◆ **SUPPLIED RECORDS**:
====
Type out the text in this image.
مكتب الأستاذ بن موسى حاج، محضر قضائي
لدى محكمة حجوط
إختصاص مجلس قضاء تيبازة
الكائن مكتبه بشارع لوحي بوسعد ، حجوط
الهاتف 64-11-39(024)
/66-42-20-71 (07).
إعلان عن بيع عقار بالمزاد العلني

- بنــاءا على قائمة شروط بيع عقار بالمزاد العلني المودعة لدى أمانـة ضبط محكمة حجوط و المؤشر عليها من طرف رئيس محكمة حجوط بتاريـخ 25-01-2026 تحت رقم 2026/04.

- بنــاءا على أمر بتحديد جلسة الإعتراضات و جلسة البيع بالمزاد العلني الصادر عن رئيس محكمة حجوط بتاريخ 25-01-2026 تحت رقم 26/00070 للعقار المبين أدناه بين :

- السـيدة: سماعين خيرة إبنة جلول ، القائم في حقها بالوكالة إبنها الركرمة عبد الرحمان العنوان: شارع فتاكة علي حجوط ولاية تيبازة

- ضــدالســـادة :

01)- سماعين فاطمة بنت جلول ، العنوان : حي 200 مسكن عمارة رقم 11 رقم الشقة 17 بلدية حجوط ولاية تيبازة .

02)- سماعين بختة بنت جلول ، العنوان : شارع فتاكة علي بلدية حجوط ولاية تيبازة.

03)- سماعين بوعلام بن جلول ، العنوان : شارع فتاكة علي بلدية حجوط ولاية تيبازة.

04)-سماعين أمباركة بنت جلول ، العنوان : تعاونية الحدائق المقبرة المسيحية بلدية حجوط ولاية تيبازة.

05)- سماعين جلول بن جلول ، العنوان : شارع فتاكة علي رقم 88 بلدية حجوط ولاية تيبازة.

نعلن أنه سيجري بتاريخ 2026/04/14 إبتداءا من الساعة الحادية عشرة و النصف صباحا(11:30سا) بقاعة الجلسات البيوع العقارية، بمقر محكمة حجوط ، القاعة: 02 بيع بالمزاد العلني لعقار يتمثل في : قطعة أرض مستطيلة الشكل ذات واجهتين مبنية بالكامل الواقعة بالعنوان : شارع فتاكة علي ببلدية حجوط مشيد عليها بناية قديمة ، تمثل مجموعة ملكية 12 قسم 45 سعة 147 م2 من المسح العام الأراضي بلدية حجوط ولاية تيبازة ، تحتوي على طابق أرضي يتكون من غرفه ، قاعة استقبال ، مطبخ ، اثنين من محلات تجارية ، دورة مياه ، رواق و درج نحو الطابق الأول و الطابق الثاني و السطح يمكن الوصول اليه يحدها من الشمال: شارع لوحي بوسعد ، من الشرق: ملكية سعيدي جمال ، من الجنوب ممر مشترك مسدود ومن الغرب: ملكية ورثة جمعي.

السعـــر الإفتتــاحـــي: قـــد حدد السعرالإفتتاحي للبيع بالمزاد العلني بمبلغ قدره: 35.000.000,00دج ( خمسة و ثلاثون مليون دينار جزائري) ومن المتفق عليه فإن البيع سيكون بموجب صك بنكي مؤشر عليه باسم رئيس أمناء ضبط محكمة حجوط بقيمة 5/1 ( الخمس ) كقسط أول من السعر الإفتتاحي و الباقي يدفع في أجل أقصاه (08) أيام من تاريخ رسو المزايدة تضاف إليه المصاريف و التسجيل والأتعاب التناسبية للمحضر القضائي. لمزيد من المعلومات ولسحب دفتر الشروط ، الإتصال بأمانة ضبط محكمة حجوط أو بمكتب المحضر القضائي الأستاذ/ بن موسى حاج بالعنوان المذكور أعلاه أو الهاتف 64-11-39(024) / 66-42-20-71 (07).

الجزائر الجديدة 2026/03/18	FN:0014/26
====
◆ **WHAT THE TASK REQUIRES**: Please reproduce each line exactly as written.

◆ **SOLUTION TO THIS TASK**:
Type out the text in this image.
مكتب الأستاذ بن موسى حاج، محضر قضائي
لدى محكمة حجوط
إختصاص مجلس قضاء تيبازة
الكائن مكتبه بشارع لوحي بوسعد ، حجوط
الهاتف 64-11-39(024)
/66-42-20-71 (07).
إعلان عن بيع عقار بالمزاد العلني

- بنــاءا على قائمة شروط بيع عقار بالمزاد العلني المودعة لدى أمانـة ضبط محكمة حجوط و المؤشر عليها من طرف رئيس محكمة حجوط بتاريـخ 25-01-2026 تحت رقم 2026/04.

- بنــاءا على أمر بتحديد جلسة الإعتراضات و جلسة البيع بالمزاد العلني الصادر عن رئيس محكمة حجوط بتاريخ 25-01-2026 تحت رقم 26/00070 للعقار المبين أدناه بين :

- السـيدة: سماعين خيرة إبنة جلول ، القائم في حقها بالوكالة إبنها الركرمة عبد الرحمان العنوان: شارع فتاكة علي حجوط ولاية تيبازة

- ضــدالســـادة :

01)- سماعين فاطمة بنت جلول ، العنوان : حي 200 مسكن عمارة رقم 11 رقم الشقة 17 بلدية حجوط ولاية تيبازة .

02)- سماعين بختة بنت جلول ، العنوان : شارع فتاكة علي بلدية حجوط ولاية تيبازة.

03)- سماعين بوعلام بن جلول ، العنوان : شارع فتاكة علي بلدية حجوط ولاية تيبازة.

04)-سماعين أمباركة بنت جلول ، العنوان : تعاونية الحدائق المقبرة المسيحية بلدية حجوط ولاية تيبازة.

05)- سماعين جلول بن جلول ، العنوان : شارع فتاكة علي رقم 88 بلدية حجوط ولاية تيبازة.

نعلن أنه سيجري بتاريخ 2026/04/14 إبتداءا من الساعة الحادية عشرة و النصف صباحا(11:30سا) بقاعة الجلسات البيوع العقارية، بمقر محكمة حجوط ، القاعة: 02 بيع بالمزاد العلني لعقار يتمثل في : قطعة أرض مستطيلة الشكل ذات واجهتين مبنية بالكامل الواقعة بالعنوان : شارع فتاكة علي ببلدية حجوط مشيد عليها بناية قديمة ، تمثل مجموعة ملكية 12 قسم 45 سعة 147 م2 من المسح العام الأراضي بلدية حجوط ولاية تيبازة ، تحتوي على طابق أرضي يتكون من غرفه ، قاعة استقبال ، مطبخ ، اثنين من محلات تجارية ، دورة مياه ، رواق و درج نحو الطابق الأول و الطابق الثاني و السطح يمكن الوصول اليه يحدها من الشمال: شارع لوحي بوسعد ، من الشرق: ملكية سعيدي جمال ، من الجنوب ممر مشترك مسدود ومن الغرب: ملكية ورثة جمعي.

السعـــر الإفتتــاحـــي: قـــد حدد السعرالإفتتاحي للبيع بالمزاد العلني بمبلغ قدره: 35.000.000,00دج ( خمسة و ثلاثون مليون دينار جزائري) ومن المتفق عليه فإن البيع سيكون بموجب صك بنكي مؤشر عليه باسم رئيس أمناء ضبط محكمة حجوط بقيمة 5/1 ( الخمس ) كقسط أول من السعر الإفتتاحي و الباقي يدفع في أجل أقصاه (08) أيام من تاريخ رسو المزايدة تضاف إليه المصاريف و التسجيل والأتعاب التناسبية للمحضر القضائي. لمزيد من المعلومات ولسحب دفتر الشروط ، الإتصال بأمانة ضبط محكمة حجوط أو بمكتب المحضر القضائي الأستاذ/ بن موسى حاج بالعنوان المذكور أعلاه أو الهاتف 64-11-39(024) / 66-42-20-71 (07).

الجزائر الجديدة 2026/03/18	FN:0014/26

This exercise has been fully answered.